### The problem
Identify each line below that contains the word "året", and copy it out.

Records
-=-=-=-=-

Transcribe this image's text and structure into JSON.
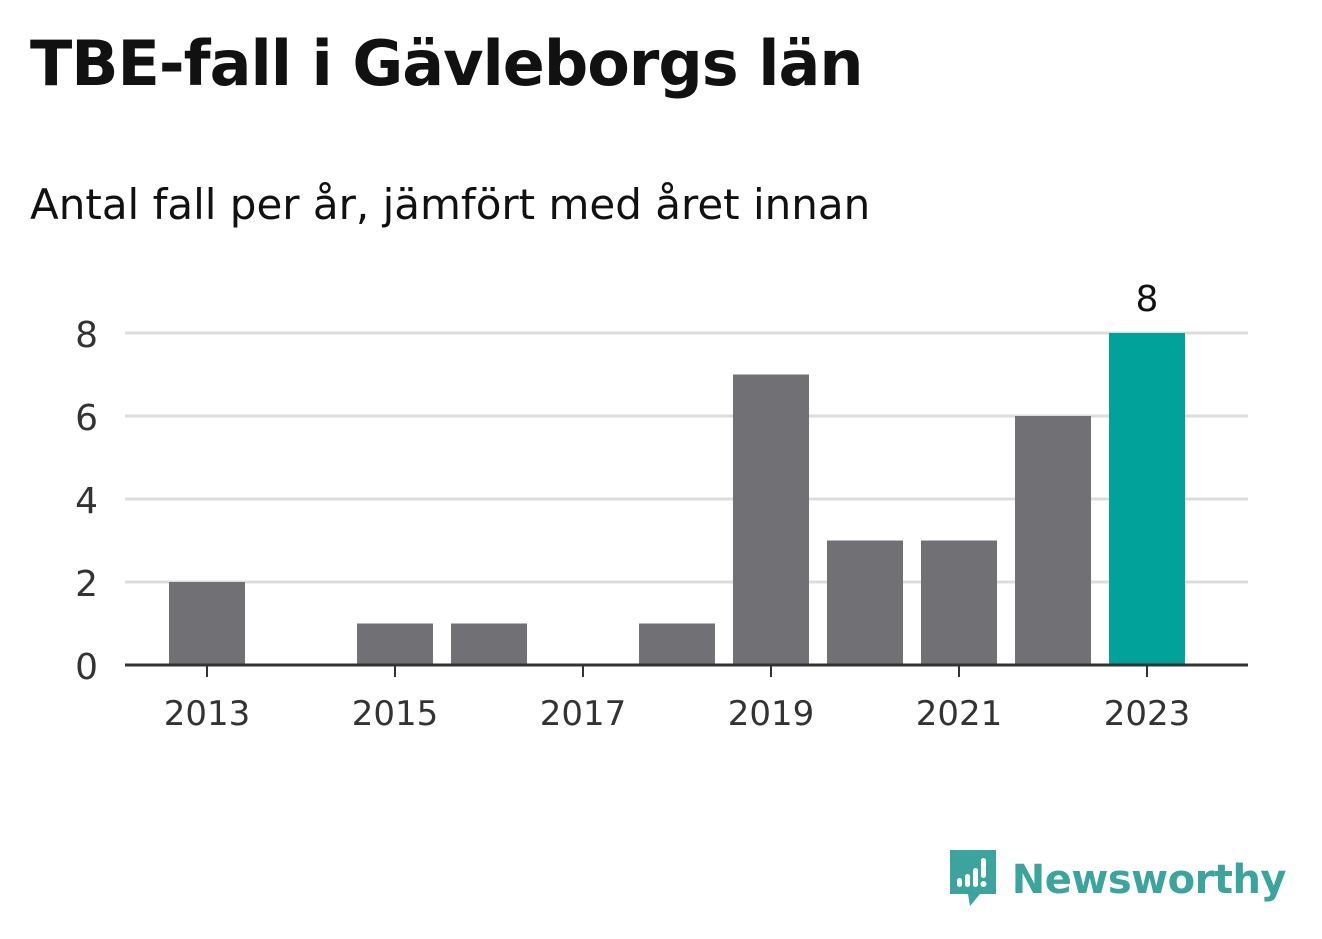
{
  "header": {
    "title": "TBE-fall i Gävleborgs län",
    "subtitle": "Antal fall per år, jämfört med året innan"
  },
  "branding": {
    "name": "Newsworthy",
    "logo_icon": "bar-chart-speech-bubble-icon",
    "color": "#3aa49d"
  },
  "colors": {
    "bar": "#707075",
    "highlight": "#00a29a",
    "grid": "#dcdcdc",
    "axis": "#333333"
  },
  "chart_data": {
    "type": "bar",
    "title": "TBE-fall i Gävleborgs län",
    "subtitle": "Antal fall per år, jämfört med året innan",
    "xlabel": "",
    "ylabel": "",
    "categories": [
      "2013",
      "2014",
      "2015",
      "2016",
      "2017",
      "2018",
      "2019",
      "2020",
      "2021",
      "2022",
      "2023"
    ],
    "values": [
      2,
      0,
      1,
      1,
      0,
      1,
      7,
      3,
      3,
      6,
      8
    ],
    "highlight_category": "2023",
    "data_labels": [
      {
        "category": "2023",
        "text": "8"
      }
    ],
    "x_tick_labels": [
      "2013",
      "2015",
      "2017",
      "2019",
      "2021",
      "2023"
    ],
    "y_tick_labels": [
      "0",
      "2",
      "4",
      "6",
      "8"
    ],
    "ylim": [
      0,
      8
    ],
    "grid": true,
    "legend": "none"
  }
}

-=-=-=-=-

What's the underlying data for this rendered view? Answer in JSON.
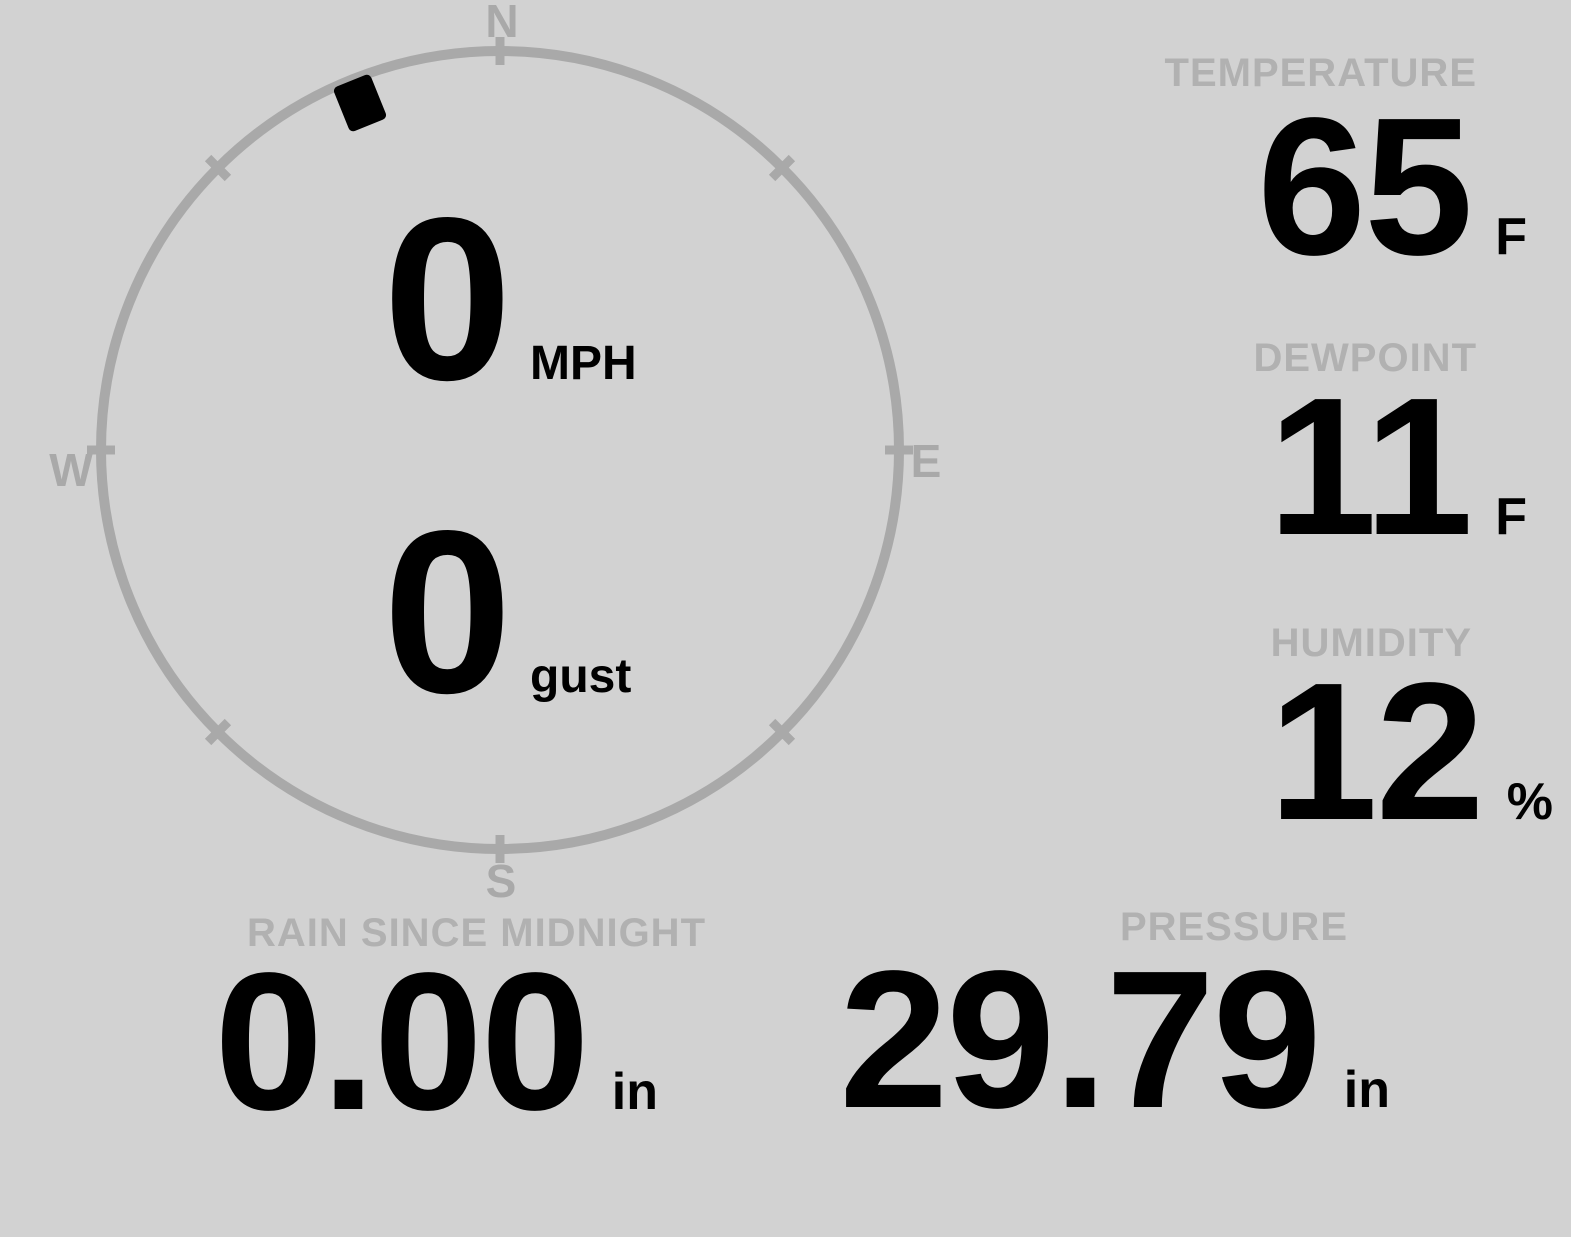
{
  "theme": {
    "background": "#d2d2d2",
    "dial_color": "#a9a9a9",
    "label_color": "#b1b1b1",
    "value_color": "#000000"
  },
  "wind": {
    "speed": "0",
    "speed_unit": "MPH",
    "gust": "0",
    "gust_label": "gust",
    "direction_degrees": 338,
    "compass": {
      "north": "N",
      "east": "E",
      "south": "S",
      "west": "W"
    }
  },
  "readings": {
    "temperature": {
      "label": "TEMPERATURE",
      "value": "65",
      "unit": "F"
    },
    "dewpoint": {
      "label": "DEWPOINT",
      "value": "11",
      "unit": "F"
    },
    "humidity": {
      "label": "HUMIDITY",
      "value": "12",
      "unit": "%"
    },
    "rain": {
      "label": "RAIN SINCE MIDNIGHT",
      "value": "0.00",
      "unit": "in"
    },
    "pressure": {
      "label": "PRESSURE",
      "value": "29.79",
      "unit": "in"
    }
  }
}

-=-=-=-=-

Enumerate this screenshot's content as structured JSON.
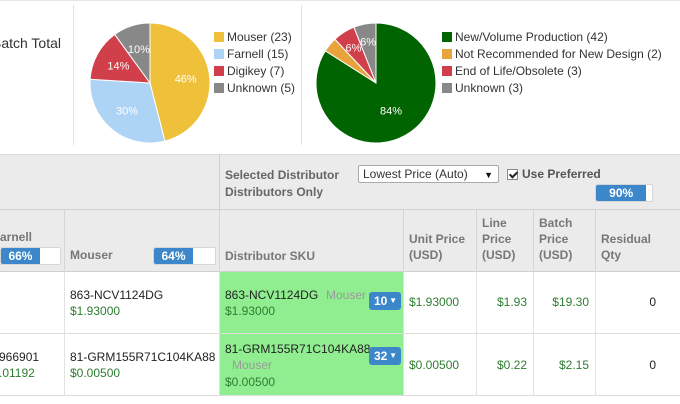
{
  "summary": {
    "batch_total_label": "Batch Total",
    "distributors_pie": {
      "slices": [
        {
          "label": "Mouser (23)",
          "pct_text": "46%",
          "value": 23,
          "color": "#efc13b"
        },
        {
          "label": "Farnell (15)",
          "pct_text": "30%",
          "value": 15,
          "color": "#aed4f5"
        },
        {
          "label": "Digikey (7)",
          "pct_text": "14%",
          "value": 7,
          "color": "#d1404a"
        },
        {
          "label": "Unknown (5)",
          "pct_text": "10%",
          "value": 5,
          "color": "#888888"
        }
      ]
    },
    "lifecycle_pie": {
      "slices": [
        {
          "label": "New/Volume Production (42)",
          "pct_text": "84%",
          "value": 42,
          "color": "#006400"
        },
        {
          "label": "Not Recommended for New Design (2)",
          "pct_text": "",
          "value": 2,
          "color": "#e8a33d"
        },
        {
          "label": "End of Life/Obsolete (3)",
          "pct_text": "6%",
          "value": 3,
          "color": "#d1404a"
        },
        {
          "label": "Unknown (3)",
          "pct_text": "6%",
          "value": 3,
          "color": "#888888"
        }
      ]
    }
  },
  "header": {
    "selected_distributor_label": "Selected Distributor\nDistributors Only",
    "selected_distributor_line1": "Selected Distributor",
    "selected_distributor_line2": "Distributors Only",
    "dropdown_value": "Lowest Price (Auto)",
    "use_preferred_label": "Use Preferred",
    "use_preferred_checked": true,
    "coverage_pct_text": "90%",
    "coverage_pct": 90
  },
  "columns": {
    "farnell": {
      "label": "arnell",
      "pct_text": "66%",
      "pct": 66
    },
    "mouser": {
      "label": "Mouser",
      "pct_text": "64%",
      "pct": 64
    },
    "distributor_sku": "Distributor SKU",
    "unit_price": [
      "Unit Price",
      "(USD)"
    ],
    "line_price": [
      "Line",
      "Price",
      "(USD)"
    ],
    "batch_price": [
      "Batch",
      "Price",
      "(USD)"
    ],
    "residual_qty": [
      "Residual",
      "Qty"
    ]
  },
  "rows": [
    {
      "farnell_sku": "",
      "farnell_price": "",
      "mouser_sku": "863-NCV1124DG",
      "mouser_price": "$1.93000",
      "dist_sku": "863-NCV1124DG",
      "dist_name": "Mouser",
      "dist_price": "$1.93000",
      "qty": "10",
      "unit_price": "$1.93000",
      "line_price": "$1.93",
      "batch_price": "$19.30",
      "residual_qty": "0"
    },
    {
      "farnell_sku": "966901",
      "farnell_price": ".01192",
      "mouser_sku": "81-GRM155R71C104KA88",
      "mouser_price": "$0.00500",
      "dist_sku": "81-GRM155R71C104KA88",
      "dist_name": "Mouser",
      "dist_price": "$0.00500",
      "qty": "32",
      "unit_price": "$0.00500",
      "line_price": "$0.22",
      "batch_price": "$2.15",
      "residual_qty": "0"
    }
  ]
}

-=-=-=-=-

### Correct result
    "subtitle": "Antal fall per år, jämfört med året innan"
    "subtitle": "Antal fall per år, jämfört med året innan",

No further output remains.